> EXERCISE DIRECTIONS: The answer is the line with "Output a JSON" and every line after it to the end of the listing, retyped exactly. Pictures do not belong in it.

────

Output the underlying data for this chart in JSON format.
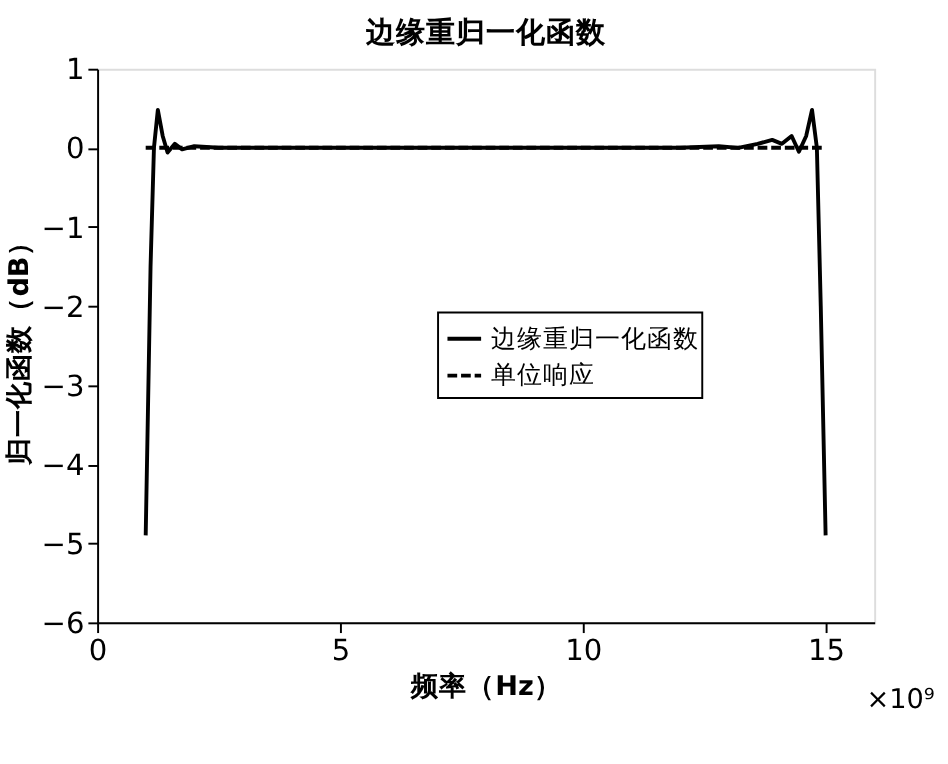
{
  "chart_data": {
    "type": "line",
    "title": "边缘重归一化函数",
    "xlabel": "频率（Hz）",
    "ylabel": "归一化函数（dB）",
    "annotations": [
      "×10⁹"
    ],
    "xlim": [
      0,
      16
    ],
    "xticks": [
      0,
      5,
      10,
      15
    ],
    "ylim": [
      -6,
      1
    ],
    "yticks": [
      -6,
      -5,
      -4,
      -3,
      -2,
      -1,
      0,
      1
    ],
    "grid": false,
    "legend": "right",
    "series": [
      {
        "name": "边缘重归一化函数",
        "color": "#000000",
        "line_style": "solid",
        "x": [
          1.0,
          1.1,
          1.17,
          1.25,
          1.35,
          1.45,
          1.6,
          1.75,
          2.0,
          2.5,
          4.0,
          8.0,
          12.0,
          12.8,
          13.2,
          13.6,
          13.9,
          14.1,
          14.3,
          14.45,
          14.6,
          14.72,
          14.82,
          14.9,
          15.0
        ],
        "values": [
          -4.9,
          -1.5,
          0.0,
          0.48,
          0.15,
          -0.06,
          0.05,
          -0.02,
          0.02,
          0.0,
          0.0,
          0.0,
          0.0,
          0.02,
          0.0,
          0.05,
          0.1,
          0.05,
          0.15,
          -0.05,
          0.15,
          0.48,
          0.0,
          -2.0,
          -4.9
        ]
      },
      {
        "name": "单位响应",
        "color": "#000000",
        "line_style": "dashed",
        "x": [
          1.0,
          15.0
        ],
        "values": [
          0.0,
          0.0
        ]
      }
    ]
  }
}
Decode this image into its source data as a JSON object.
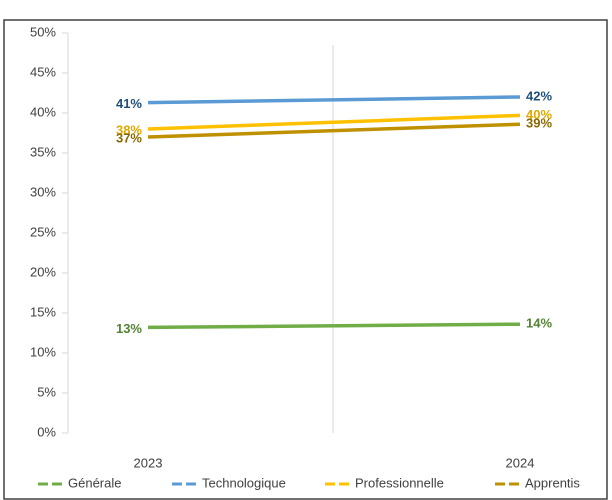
{
  "chart_data": {
    "type": "line",
    "categories": [
      "2023",
      "2024"
    ],
    "series": [
      {
        "name": "Générale",
        "color": "#70ad47",
        "label_color": "#548235",
        "values": [
          13.2,
          13.6
        ],
        "value_labels": [
          "13%",
          "14%"
        ]
      },
      {
        "name": "Technologique",
        "color": "#5b9bd5",
        "label_color": "#1f4e79",
        "values": [
          41.3,
          42.0
        ],
        "value_labels": [
          "41%",
          "42%"
        ]
      },
      {
        "name": "Professionnelle",
        "color": "#ffc000",
        "label_color": "#e0a800",
        "values": [
          38.0,
          39.7
        ],
        "value_labels": [
          "38%",
          "40%"
        ]
      },
      {
        "name": "Apprentis",
        "color": "#bf9000",
        "label_color": "#8a6a00",
        "values": [
          37.0,
          38.6
        ],
        "value_labels": [
          "37%",
          "39%"
        ]
      }
    ],
    "ylim": [
      0,
      50
    ],
    "yticks": [
      {
        "value": 0,
        "label": "0%"
      },
      {
        "value": 5,
        "label": "5%"
      },
      {
        "value": 10,
        "label": "10%"
      },
      {
        "value": 15,
        "label": "15%"
      },
      {
        "value": 20,
        "label": "20%"
      },
      {
        "value": 25,
        "label": "25%"
      },
      {
        "value": 30,
        "label": "30%"
      },
      {
        "value": 35,
        "label": "35%"
      },
      {
        "value": 40,
        "label": "40%"
      },
      {
        "value": 45,
        "label": "45%"
      },
      {
        "value": 50,
        "label": "50%"
      }
    ],
    "legend": "bottom"
  }
}
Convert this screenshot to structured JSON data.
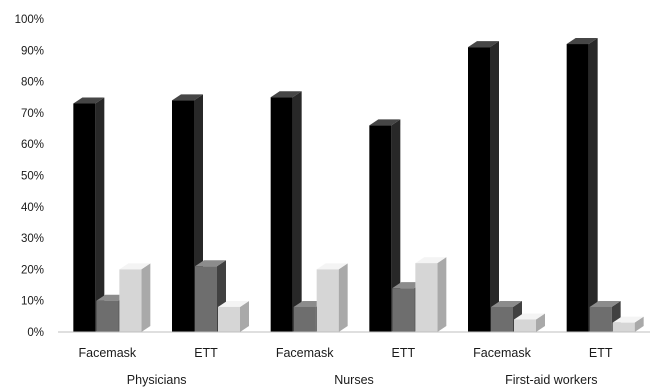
{
  "chart_data": {
    "type": "bar",
    "style": "3d-clustered-column",
    "title": "",
    "xlabel": "",
    "ylabel": "",
    "ylim": [
      0,
      100
    ],
    "y_unit": "%",
    "y_ticks": [
      0,
      10,
      20,
      30,
      40,
      50,
      60,
      70,
      80,
      90,
      100
    ],
    "grid": false,
    "legend": "none",
    "groups": [
      {
        "label": "Physicians",
        "categories": [
          "Facemask",
          "ETT"
        ]
      },
      {
        "label": "Nurses",
        "categories": [
          "Facemask",
          "ETT"
        ]
      },
      {
        "label": "First-aid workers",
        "categories": [
          "Facemask",
          "ETT"
        ]
      }
    ],
    "categories": [
      "Facemask",
      "ETT",
      "Facemask",
      "ETT",
      "Facemask",
      "ETT"
    ],
    "series": [
      {
        "color": "#000000",
        "values": [
          73,
          74,
          75,
          66,
          91,
          92
        ]
      },
      {
        "color": "#6e6e6e",
        "values": [
          10,
          21,
          8,
          14,
          8,
          8
        ]
      },
      {
        "color": "#d6d6d6",
        "values": [
          20,
          8,
          20,
          22,
          4,
          3
        ]
      }
    ]
  }
}
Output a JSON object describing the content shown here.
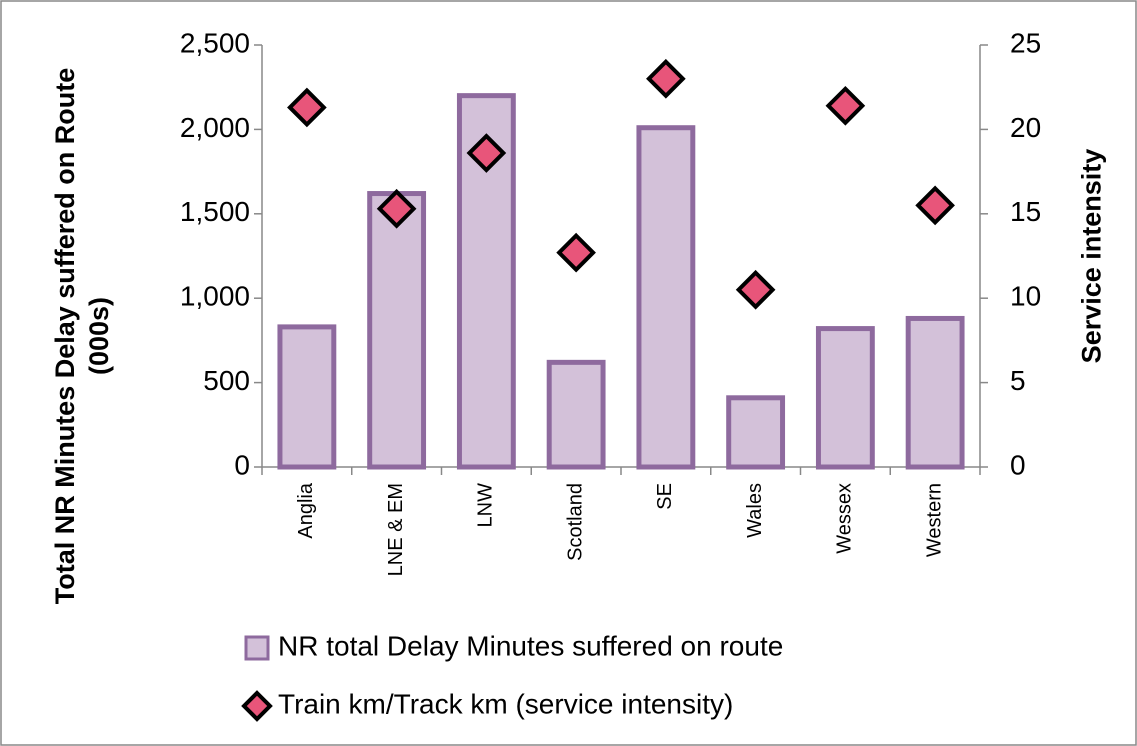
{
  "chart_data": {
    "type": "bar+scatter",
    "y_label": "Total NR Minutes Delay suffered on Route  (000s)",
    "y2_label": "Service intensity",
    "categories": [
      "Anglia",
      "LNE & EM",
      "LNW",
      "Scotland",
      "SE",
      "Wales",
      "Wessex",
      "Western"
    ],
    "series": [
      {
        "name": "NR total Delay Minutes suffered on route",
        "type": "bar",
        "color": "#d3c1d9",
        "edge_color": "#8e6a9e",
        "values": [
          830,
          1620,
          2200,
          620,
          2010,
          410,
          820,
          880
        ]
      },
      {
        "name": "Train km/Track km (service intensity)",
        "type": "scatter",
        "color": "#e8557a",
        "edge_color": "#000000",
        "axis": "y2",
        "values": [
          21.3,
          15.3,
          18.6,
          12.7,
          23.0,
          10.5,
          21.4,
          15.5
        ]
      }
    ],
    "ylim": [
      0,
      2500
    ],
    "yticks": [
      0,
      500,
      {
        "value": 1000,
        "label": "1,000"
      },
      {
        "value": 1500,
        "label": "1,500"
      },
      {
        "value": 2000,
        "label": "2,000"
      },
      {
        "value": 2500,
        "label": "2,500"
      }
    ],
    "y2lim": [
      0,
      25
    ],
    "y2ticks": [
      0,
      5,
      10,
      15,
      20,
      25
    ],
    "grid": false
  }
}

────

> EXERCISE SOLUTION:
Output a JSON object describing the content shown here.
{
  "chart_data": {
    "type": "bar+scatter",
    "y_label": "Total NR Minutes Delay suffered on Route  (000s)",
    "y2_label": "Service intensity",
    "categories": [
      "Anglia",
      "LNE & EM",
      "LNW",
      "Scotland",
      "SE",
      "Wales",
      "Wessex",
      "Western"
    ],
    "series": [
      {
        "name": "NR total Delay Minutes suffered on route",
        "type": "bar",
        "color": "#d3c1d9",
        "edge_color": "#8e6a9e",
        "values": [
          830,
          1620,
          2200,
          620,
          2010,
          410,
          820,
          880
        ]
      },
      {
        "name": "Train km/Track km (service intensity)",
        "type": "scatter",
        "color": "#e8557a",
        "edge_color": "#000000",
        "axis": "y2",
        "values": [
          21.3,
          15.3,
          18.6,
          12.7,
          23.0,
          10.5,
          21.4,
          15.5
        ]
      }
    ],
    "ylim": [
      0,
      2500
    ],
    "yticks": [
      0,
      500,
      {
        "value": 1000,
        "label": "1,000"
      },
      {
        "value": 1500,
        "label": "1,500"
      },
      {
        "value": 2000,
        "label": "2,000"
      },
      {
        "value": 2500,
        "label": "2,500"
      }
    ],
    "y2lim": [
      0,
      25
    ],
    "y2ticks": [
      0,
      5,
      10,
      15,
      20,
      25
    ],
    "grid": false
  }
}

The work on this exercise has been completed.